Transcribe the records below exactly, leaving out any pictures.

═══

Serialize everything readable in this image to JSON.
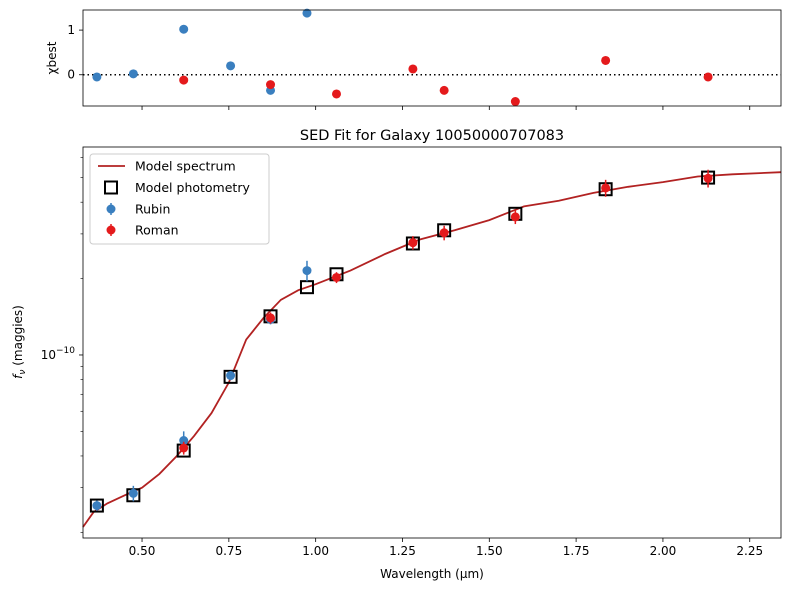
{
  "chart_data": [
    {
      "type": "scatter",
      "panel": "residuals",
      "ylabel": "χbest",
      "xlim": [
        0.33,
        2.34
      ],
      "ylim": [
        -0.7,
        1.45
      ],
      "xticks": [
        0.5,
        0.75,
        1.0,
        1.25,
        1.5,
        1.75,
        2.0,
        2.25
      ],
      "yticks": [
        0,
        1
      ],
      "ytick_labels": [
        "0",
        "1"
      ],
      "reference_line": {
        "y": 0,
        "style": "dotted",
        "color": "#000000"
      },
      "series": [
        {
          "name": "Rubin",
          "color": "#3a7fbf",
          "x": [
            0.37,
            0.475,
            0.62,
            0.755,
            0.87,
            0.975
          ],
          "y": [
            -0.05,
            0.02,
            1.02,
            0.2,
            -0.35,
            1.38
          ]
        },
        {
          "name": "Roman",
          "color": "#e41a1c",
          "x": [
            0.62,
            0.87,
            1.06,
            1.28,
            1.37,
            1.575,
            1.835,
            2.13
          ],
          "y": [
            -0.12,
            -0.22,
            -0.43,
            0.13,
            -0.35,
            -0.6,
            0.32,
            -0.05
          ]
        }
      ]
    },
    {
      "type": "line",
      "panel": "sed",
      "title": "SED Fit for Galaxy 10050000707083",
      "xlabel": "Wavelength (μm)",
      "ylabel": "fν (maggies)",
      "ylabel_main": "f",
      "ylabel_sub": "ν",
      "ylabel_rest": " (maggies)",
      "yscale": "log",
      "xlim": [
        0.33,
        2.34
      ],
      "ylim": [
        1.9e-11,
        6.6e-10
      ],
      "xticks": [
        0.5,
        0.75,
        1.0,
        1.25,
        1.5,
        1.75,
        2.0,
        2.25
      ],
      "xtick_labels": [
        "0.50",
        "0.75",
        "1.00",
        "1.25",
        "1.50",
        "1.75",
        "2.00",
        "2.25"
      ],
      "ytick_major": {
        "value": 1e-10,
        "label_base": "10",
        "label_exp": "−10"
      },
      "legend": {
        "position": "top-left",
        "entries": [
          "Model spectrum",
          "Model photometry",
          "Rubin",
          "Roman"
        ]
      },
      "model_spectrum": {
        "name": "Model spectrum",
        "color": "#b22222",
        "x": [
          0.33,
          0.36,
          0.4,
          0.45,
          0.5,
          0.55,
          0.6,
          0.65,
          0.7,
          0.75,
          0.8,
          0.85,
          0.9,
          0.95,
          1.0,
          1.1,
          1.2,
          1.3,
          1.4,
          1.5,
          1.6,
          1.7,
          1.8,
          1.9,
          2.0,
          2.1,
          2.2,
          2.34
        ],
        "y": [
          2.1e-11,
          2.4e-11,
          2.6e-11,
          2.8e-11,
          3e-11,
          3.4e-11,
          4e-11,
          4.8e-11,
          5.9e-11,
          7.8e-11,
          1.15e-10,
          1.4e-10,
          1.65e-10,
          1.8e-10,
          1.9e-10,
          2.15e-10,
          2.5e-10,
          2.85e-10,
          3.1e-10,
          3.4e-10,
          3.85e-10,
          4.05e-10,
          4.35e-10,
          4.6e-10,
          4.8e-10,
          5.05e-10,
          5.15e-10,
          5.25e-10
        ]
      },
      "model_photometry": {
        "name": "Model photometry",
        "x": [
          0.37,
          0.475,
          0.62,
          0.755,
          0.87,
          0.975,
          1.06,
          1.28,
          1.37,
          1.575,
          1.835,
          2.13
        ],
        "y": [
          2.55e-11,
          2.8e-11,
          4.2e-11,
          8.2e-11,
          1.42e-10,
          1.85e-10,
          2.08e-10,
          2.75e-10,
          3.1e-10,
          3.6e-10,
          4.5e-10,
          5e-10
        ]
      },
      "series": [
        {
          "name": "Rubin",
          "color": "#3a7fbf",
          "x": [
            0.37,
            0.475,
            0.62,
            0.755,
            0.87,
            0.975
          ],
          "y": [
            2.55e-11,
            2.85e-11,
            4.6e-11,
            8.3e-11,
            1.38e-10,
            2.15e-10
          ],
          "yerr": [
            1.2e-12,
            2e-12,
            4e-12,
            3.5e-12,
            6e-12,
            2e-11
          ]
        },
        {
          "name": "Roman",
          "color": "#e41a1c",
          "x": [
            0.62,
            0.87,
            1.06,
            1.28,
            1.37,
            1.575,
            1.835,
            2.13
          ],
          "y": [
            4.3e-11,
            1.4e-10,
            2.02e-10,
            2.77e-10,
            3.03e-10,
            3.5e-10,
            4.55e-10,
            4.97e-10
          ],
          "yerr": [
            2.5e-12,
            7e-12,
            1e-11,
            1.7e-11,
            2e-11,
            2.2e-11,
            3.5e-11,
            4e-11
          ]
        }
      ]
    }
  ]
}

═══

### THE RESPONSE
Serialize everything readable in this image to JSON.
{
  "chart_data": [
    {
      "type": "scatter",
      "panel": "residuals",
      "ylabel": "χbest",
      "xlim": [
        0.33,
        2.34
      ],
      "ylim": [
        -0.7,
        1.45
      ],
      "xticks": [
        0.5,
        0.75,
        1.0,
        1.25,
        1.5,
        1.75,
        2.0,
        2.25
      ],
      "yticks": [
        0,
        1
      ],
      "ytick_labels": [
        "0",
        "1"
      ],
      "reference_line": {
        "y": 0,
        "style": "dotted",
        "color": "#000000"
      },
      "series": [
        {
          "name": "Rubin",
          "color": "#3a7fbf",
          "x": [
            0.37,
            0.475,
            0.62,
            0.755,
            0.87,
            0.975
          ],
          "y": [
            -0.05,
            0.02,
            1.02,
            0.2,
            -0.35,
            1.38
          ]
        },
        {
          "name": "Roman",
          "color": "#e41a1c",
          "x": [
            0.62,
            0.87,
            1.06,
            1.28,
            1.37,
            1.575,
            1.835,
            2.13
          ],
          "y": [
            -0.12,
            -0.22,
            -0.43,
            0.13,
            -0.35,
            -0.6,
            0.32,
            -0.05
          ]
        }
      ]
    },
    {
      "type": "line",
      "panel": "sed",
      "title": "SED Fit for Galaxy 10050000707083",
      "xlabel": "Wavelength (μm)",
      "ylabel": "fν (maggies)",
      "ylabel_main": "f",
      "ylabel_sub": "ν",
      "ylabel_rest": " (maggies)",
      "yscale": "log",
      "xlim": [
        0.33,
        2.34
      ],
      "ylim": [
        1.9e-11,
        6.6e-10
      ],
      "xticks": [
        0.5,
        0.75,
        1.0,
        1.25,
        1.5,
        1.75,
        2.0,
        2.25
      ],
      "xtick_labels": [
        "0.50",
        "0.75",
        "1.00",
        "1.25",
        "1.50",
        "1.75",
        "2.00",
        "2.25"
      ],
      "ytick_major": {
        "value": 1e-10,
        "label_base": "10",
        "label_exp": "−10"
      },
      "legend": {
        "position": "top-left",
        "entries": [
          "Model spectrum",
          "Model photometry",
          "Rubin",
          "Roman"
        ]
      },
      "model_spectrum": {
        "name": "Model spectrum",
        "color": "#b22222",
        "x": [
          0.33,
          0.36,
          0.4,
          0.45,
          0.5,
          0.55,
          0.6,
          0.65,
          0.7,
          0.75,
          0.8,
          0.85,
          0.9,
          0.95,
          1.0,
          1.1,
          1.2,
          1.3,
          1.4,
          1.5,
          1.6,
          1.7,
          1.8,
          1.9,
          2.0,
          2.1,
          2.2,
          2.34
        ],
        "y": [
          2.1e-11,
          2.4e-11,
          2.6e-11,
          2.8e-11,
          3e-11,
          3.4e-11,
          4e-11,
          4.8e-11,
          5.9e-11,
          7.8e-11,
          1.15e-10,
          1.4e-10,
          1.65e-10,
          1.8e-10,
          1.9e-10,
          2.15e-10,
          2.5e-10,
          2.85e-10,
          3.1e-10,
          3.4e-10,
          3.85e-10,
          4.05e-10,
          4.35e-10,
          4.6e-10,
          4.8e-10,
          5.05e-10,
          5.15e-10,
          5.25e-10
        ]
      },
      "model_photometry": {
        "name": "Model photometry",
        "x": [
          0.37,
          0.475,
          0.62,
          0.755,
          0.87,
          0.975,
          1.06,
          1.28,
          1.37,
          1.575,
          1.835,
          2.13
        ],
        "y": [
          2.55e-11,
          2.8e-11,
          4.2e-11,
          8.2e-11,
          1.42e-10,
          1.85e-10,
          2.08e-10,
          2.75e-10,
          3.1e-10,
          3.6e-10,
          4.5e-10,
          5e-10
        ]
      },
      "series": [
        {
          "name": "Rubin",
          "color": "#3a7fbf",
          "x": [
            0.37,
            0.475,
            0.62,
            0.755,
            0.87,
            0.975
          ],
          "y": [
            2.55e-11,
            2.85e-11,
            4.6e-11,
            8.3e-11,
            1.38e-10,
            2.15e-10
          ],
          "yerr": [
            1.2e-12,
            2e-12,
            4e-12,
            3.5e-12,
            6e-12,
            2e-11
          ]
        },
        {
          "name": "Roman",
          "color": "#e41a1c",
          "x": [
            0.62,
            0.87,
            1.06,
            1.28,
            1.37,
            1.575,
            1.835,
            2.13
          ],
          "y": [
            4.3e-11,
            1.4e-10,
            2.02e-10,
            2.77e-10,
            3.03e-10,
            3.5e-10,
            4.55e-10,
            4.97e-10
          ],
          "yerr": [
            2.5e-12,
            7e-12,
            1e-11,
            1.7e-11,
            2e-11,
            2.2e-11,
            3.5e-11,
            4e-11
          ]
        }
      ]
    }
  ]
}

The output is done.